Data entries
-- BEGIN --

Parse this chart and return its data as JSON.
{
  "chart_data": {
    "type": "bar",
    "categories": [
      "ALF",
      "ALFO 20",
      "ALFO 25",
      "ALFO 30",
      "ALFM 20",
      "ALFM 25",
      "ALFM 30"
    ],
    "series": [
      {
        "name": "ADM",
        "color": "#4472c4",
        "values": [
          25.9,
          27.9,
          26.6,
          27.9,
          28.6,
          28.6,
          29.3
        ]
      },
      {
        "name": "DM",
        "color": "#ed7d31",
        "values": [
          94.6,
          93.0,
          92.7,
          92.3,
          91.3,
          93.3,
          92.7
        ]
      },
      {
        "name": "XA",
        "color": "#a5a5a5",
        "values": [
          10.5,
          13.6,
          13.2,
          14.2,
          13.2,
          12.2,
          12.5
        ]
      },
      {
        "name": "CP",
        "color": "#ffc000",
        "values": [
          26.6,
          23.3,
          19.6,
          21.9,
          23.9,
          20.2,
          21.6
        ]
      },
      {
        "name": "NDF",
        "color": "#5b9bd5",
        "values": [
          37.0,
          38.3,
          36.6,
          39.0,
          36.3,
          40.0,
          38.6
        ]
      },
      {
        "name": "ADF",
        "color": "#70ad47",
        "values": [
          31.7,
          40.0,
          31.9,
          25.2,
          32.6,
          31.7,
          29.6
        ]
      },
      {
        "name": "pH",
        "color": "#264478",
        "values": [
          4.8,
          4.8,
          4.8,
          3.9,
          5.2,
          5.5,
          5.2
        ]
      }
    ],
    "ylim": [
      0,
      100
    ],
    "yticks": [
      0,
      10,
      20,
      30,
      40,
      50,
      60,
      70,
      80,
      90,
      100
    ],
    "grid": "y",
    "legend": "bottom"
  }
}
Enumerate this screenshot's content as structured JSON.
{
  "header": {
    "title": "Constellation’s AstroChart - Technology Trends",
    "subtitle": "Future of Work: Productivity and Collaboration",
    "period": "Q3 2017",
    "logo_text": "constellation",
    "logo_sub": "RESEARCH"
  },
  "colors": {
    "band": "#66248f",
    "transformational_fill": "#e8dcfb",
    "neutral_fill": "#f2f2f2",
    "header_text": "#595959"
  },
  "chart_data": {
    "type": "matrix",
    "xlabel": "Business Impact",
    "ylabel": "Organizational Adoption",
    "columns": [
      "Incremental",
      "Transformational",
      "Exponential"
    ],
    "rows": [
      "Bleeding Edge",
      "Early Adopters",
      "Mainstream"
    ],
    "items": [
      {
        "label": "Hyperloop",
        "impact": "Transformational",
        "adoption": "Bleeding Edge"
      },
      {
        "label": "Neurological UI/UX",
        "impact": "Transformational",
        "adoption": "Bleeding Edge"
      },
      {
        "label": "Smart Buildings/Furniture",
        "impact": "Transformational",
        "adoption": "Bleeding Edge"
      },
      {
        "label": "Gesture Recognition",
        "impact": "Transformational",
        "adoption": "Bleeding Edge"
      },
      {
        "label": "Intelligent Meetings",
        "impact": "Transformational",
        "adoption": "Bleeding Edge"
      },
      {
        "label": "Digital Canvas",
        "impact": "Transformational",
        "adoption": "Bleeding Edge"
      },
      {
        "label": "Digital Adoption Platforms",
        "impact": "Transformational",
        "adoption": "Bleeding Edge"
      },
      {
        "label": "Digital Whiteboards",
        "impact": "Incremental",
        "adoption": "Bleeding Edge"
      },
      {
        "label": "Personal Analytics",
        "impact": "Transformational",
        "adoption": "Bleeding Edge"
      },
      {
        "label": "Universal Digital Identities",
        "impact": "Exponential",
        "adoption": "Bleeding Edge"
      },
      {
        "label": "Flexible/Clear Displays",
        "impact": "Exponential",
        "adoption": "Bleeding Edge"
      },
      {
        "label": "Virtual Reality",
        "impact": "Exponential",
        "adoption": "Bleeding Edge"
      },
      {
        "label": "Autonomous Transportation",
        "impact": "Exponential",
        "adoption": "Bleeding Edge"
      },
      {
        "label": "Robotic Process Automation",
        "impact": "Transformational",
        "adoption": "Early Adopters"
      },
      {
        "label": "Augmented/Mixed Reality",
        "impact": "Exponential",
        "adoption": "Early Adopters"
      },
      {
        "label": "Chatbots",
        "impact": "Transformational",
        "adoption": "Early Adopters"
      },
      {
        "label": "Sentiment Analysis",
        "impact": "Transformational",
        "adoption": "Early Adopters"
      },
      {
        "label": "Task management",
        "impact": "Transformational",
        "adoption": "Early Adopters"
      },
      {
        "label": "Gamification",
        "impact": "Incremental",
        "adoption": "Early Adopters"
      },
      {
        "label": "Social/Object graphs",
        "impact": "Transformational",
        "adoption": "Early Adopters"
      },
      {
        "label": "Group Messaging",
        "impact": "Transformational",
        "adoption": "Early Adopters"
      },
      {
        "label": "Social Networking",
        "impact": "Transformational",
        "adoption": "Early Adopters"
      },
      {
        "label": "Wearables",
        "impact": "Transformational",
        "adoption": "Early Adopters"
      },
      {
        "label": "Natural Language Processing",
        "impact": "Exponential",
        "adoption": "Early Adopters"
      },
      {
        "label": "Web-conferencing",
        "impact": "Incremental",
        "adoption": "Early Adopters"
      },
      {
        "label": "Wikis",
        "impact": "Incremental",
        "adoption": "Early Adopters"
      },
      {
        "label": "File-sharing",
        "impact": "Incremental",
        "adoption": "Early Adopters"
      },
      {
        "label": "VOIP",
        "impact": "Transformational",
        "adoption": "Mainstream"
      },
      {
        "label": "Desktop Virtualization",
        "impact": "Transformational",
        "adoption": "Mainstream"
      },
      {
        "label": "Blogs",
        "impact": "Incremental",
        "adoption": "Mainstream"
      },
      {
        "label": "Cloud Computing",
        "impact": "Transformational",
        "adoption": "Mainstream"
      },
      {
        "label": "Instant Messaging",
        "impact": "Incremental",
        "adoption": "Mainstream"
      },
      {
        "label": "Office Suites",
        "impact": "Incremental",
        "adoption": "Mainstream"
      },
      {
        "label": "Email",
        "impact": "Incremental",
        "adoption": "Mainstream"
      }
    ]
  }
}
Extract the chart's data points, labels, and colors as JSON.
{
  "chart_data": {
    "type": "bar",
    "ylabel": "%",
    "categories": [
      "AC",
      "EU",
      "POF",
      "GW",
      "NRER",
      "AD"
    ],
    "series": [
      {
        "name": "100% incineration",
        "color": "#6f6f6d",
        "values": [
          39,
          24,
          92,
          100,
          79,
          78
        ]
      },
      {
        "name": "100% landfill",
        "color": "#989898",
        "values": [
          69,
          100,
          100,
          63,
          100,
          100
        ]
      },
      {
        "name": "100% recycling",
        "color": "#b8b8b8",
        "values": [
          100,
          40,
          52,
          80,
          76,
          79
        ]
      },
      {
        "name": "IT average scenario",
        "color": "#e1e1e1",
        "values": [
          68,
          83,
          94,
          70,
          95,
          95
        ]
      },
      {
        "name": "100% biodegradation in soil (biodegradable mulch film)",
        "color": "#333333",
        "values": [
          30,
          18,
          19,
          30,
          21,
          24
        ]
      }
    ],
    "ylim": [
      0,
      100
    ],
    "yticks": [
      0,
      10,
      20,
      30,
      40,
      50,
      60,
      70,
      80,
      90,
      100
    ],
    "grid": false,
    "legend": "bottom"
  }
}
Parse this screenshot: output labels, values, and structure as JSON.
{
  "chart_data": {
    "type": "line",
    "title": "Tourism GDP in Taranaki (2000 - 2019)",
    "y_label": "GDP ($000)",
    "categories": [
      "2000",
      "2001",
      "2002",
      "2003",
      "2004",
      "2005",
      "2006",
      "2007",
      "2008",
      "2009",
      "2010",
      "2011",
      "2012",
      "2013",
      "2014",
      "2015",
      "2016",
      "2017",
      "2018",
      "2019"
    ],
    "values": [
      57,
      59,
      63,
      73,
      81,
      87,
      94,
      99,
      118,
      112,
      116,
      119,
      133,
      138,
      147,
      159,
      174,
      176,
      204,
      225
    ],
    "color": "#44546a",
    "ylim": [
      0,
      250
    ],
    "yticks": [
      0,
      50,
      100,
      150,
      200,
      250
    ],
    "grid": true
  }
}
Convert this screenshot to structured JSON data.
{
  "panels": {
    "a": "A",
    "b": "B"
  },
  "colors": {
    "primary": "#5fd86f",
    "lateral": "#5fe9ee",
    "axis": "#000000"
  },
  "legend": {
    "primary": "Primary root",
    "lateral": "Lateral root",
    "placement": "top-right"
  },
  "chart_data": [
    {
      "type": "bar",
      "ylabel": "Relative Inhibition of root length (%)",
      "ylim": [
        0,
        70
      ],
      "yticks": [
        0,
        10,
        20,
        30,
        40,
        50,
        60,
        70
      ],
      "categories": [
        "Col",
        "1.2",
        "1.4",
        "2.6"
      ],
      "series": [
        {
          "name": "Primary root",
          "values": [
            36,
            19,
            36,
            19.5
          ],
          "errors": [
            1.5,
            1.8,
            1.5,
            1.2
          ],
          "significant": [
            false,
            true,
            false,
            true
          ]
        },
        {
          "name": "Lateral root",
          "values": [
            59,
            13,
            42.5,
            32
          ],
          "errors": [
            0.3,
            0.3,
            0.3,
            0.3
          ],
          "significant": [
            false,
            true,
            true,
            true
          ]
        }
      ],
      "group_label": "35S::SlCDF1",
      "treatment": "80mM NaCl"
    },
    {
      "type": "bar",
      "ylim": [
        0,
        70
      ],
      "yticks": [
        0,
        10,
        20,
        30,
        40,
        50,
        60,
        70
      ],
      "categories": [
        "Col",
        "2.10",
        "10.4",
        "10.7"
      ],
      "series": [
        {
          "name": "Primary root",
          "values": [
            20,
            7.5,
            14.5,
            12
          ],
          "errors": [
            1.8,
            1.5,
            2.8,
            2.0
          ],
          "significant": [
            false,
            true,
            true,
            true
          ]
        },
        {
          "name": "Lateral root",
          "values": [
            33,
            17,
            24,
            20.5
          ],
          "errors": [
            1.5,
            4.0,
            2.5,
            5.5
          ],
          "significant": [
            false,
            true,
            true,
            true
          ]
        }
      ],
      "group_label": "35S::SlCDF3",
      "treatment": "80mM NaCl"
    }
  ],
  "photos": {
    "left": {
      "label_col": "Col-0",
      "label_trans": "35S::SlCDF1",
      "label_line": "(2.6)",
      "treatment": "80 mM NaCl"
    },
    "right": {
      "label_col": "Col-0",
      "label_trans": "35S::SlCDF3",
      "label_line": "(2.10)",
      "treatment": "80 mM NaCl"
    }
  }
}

-- END --

=== Written instruction ===
Each line of the material that holds the string "Messaging" counts once; give the total alone.

=== Result ===
2